Task prompt –
Say how many lines hold the string "title", and nothing more.
========================================================================
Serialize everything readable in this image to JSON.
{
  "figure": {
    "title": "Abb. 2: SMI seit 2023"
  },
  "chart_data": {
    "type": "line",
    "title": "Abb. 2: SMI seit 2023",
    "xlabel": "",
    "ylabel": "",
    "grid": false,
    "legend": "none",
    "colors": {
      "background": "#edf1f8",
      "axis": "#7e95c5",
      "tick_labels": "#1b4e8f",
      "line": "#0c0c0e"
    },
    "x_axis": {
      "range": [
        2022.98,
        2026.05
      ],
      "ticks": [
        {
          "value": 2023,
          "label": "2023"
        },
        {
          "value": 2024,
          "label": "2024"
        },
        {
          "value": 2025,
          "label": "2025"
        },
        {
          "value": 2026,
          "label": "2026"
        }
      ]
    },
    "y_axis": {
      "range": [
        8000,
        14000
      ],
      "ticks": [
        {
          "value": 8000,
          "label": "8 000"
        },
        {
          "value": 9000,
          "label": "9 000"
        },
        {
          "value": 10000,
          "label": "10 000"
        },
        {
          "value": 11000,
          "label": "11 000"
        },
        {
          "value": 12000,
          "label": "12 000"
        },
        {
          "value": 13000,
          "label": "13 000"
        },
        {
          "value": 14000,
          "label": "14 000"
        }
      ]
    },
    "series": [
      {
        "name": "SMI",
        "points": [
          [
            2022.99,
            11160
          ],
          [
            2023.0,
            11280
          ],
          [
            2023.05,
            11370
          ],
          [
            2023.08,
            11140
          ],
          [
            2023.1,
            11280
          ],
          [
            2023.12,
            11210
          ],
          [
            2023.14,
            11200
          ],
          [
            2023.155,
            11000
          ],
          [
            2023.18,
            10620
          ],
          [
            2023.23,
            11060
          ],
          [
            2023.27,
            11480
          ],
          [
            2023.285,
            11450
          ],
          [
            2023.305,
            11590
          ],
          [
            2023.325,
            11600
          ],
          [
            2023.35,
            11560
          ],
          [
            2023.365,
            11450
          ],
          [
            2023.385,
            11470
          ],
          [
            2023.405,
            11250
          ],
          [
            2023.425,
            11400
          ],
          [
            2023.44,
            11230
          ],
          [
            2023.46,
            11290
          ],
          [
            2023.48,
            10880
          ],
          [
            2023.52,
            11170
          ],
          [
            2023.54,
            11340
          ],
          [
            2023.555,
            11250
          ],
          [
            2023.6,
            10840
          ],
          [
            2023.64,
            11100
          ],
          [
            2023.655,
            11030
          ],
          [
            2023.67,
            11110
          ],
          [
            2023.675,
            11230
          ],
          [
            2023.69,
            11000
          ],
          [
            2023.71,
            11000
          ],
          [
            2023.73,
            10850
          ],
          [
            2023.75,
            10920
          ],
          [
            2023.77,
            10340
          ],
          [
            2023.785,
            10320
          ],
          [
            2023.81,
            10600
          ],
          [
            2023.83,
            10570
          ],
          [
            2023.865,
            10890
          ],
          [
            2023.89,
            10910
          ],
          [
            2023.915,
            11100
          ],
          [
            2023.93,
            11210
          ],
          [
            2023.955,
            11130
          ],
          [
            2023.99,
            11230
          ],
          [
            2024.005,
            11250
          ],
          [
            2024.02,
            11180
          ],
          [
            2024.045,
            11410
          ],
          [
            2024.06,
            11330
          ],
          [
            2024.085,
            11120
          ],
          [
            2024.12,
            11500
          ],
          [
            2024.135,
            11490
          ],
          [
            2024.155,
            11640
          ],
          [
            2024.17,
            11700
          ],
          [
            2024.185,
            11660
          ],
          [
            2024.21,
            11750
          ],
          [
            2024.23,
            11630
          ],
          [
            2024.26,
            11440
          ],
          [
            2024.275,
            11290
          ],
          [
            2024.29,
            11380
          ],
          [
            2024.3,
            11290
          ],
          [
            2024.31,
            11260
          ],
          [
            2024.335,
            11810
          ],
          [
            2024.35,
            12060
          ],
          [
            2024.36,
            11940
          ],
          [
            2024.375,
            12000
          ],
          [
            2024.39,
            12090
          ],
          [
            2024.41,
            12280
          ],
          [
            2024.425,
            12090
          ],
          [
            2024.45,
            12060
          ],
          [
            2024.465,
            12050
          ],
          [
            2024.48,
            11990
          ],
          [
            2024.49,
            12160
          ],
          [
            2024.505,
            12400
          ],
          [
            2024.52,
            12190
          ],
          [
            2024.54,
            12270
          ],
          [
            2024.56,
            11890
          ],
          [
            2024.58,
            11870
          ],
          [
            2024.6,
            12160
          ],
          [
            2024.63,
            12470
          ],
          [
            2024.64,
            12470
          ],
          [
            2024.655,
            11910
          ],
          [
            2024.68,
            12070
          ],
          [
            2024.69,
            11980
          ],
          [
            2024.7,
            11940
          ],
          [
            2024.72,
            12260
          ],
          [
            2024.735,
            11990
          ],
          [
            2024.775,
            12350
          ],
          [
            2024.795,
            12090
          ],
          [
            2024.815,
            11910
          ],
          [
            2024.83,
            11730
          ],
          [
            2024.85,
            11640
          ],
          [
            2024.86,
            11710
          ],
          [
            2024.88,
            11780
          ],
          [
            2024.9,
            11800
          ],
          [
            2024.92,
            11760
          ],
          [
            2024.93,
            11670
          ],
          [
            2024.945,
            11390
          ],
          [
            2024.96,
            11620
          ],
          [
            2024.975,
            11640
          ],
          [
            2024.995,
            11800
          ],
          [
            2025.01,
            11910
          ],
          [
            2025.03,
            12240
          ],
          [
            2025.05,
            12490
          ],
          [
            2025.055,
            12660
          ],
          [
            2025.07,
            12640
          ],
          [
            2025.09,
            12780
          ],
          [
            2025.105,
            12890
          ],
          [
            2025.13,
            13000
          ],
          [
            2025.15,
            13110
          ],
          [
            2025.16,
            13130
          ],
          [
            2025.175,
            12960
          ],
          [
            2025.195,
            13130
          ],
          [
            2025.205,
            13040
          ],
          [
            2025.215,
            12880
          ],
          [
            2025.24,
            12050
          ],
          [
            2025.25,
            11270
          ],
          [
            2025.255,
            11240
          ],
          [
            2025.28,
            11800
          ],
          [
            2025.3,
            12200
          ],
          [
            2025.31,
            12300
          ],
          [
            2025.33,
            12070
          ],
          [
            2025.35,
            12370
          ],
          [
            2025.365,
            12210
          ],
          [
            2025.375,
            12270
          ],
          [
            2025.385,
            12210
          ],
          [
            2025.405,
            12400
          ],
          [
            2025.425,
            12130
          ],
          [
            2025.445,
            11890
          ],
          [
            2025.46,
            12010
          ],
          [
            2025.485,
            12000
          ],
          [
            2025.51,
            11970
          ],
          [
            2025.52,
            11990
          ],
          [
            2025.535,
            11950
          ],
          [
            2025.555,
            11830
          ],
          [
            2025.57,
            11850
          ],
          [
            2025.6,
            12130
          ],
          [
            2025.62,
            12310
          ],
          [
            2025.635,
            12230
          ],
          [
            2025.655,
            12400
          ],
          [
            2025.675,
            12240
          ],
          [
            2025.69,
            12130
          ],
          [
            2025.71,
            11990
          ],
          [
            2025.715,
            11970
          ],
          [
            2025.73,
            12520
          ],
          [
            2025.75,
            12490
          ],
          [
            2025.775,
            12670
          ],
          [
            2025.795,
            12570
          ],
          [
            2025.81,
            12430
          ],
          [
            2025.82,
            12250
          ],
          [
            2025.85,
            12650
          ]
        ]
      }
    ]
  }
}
========================================================================
Written response –
2